┌─ Material for the task
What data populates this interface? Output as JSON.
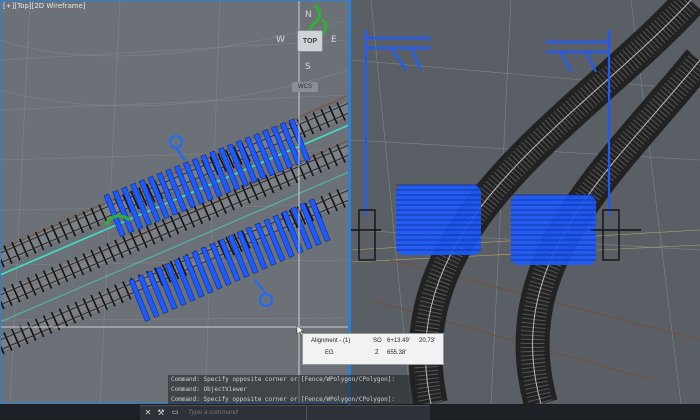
{
  "viewport_left": {
    "label": "[+][Top][2D Wireframe]",
    "viewcube": {
      "north": "N",
      "south": "S",
      "east": "E",
      "west": "W",
      "top_face": "TOP",
      "wcs": "WCS"
    }
  },
  "tooltip": {
    "row1_label": "Alignment - (1)",
    "row1_key": "SO",
    "row1_value": "6+13.49'",
    "row1_extra": "20.73'",
    "row2_label": "EG",
    "row2_key": "Z",
    "row2_value": "655.38'"
  },
  "command_history": [
    "Command: Specify opposite corner or [Fence/WPolygon/CPolygon]:",
    "Command: ObjectViewer",
    "Command: Specify opposite corner or [Fence/WPolygon/CPolygon]:"
  ],
  "command_line": {
    "placeholder": "Type a command"
  },
  "icons": {
    "close": "close-icon",
    "customize": "wrench-icon",
    "prompt": "command-prompt-icon"
  },
  "colors": {
    "selection": "#1e5bff",
    "viewport_border": "#2b7fd6",
    "alignment": "#3ee0c8",
    "grip": "#1a6bff"
  }
}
└─
**Task prompt:** Nothing in the entries should change as you copy them, except that the pictures are left out.

**Expected output:**
What data populates this interface? Output as JSON.
{
  "viewport_left": {
    "label": "[+][Top][2D Wireframe]",
    "viewcube": {
      "north": "N",
      "south": "S",
      "east": "E",
      "west": "W",
      "top_face": "TOP",
      "wcs": "WCS"
    }
  },
  "tooltip": {
    "row1_label": "Alignment - (1)",
    "row1_key": "SO",
    "row1_value": "6+13.49'",
    "row1_extra": "20.73'",
    "row2_label": "EG",
    "row2_key": "Z",
    "row2_value": "655.38'"
  },
  "command_history": [
    "Command: Specify opposite corner or [Fence/WPolygon/CPolygon]:",
    "Command: ObjectViewer",
    "Command: Specify opposite corner or [Fence/WPolygon/CPolygon]:"
  ],
  "command_line": {
    "placeholder": "Type a command"
  },
  "icons": {
    "close": "close-icon",
    "customize": "wrench-icon",
    "prompt": "command-prompt-icon"
  },
  "colors": {
    "selection": "#1e5bff",
    "viewport_border": "#2b7fd6",
    "alignment": "#3ee0c8",
    "grip": "#1a6bff"
  }
}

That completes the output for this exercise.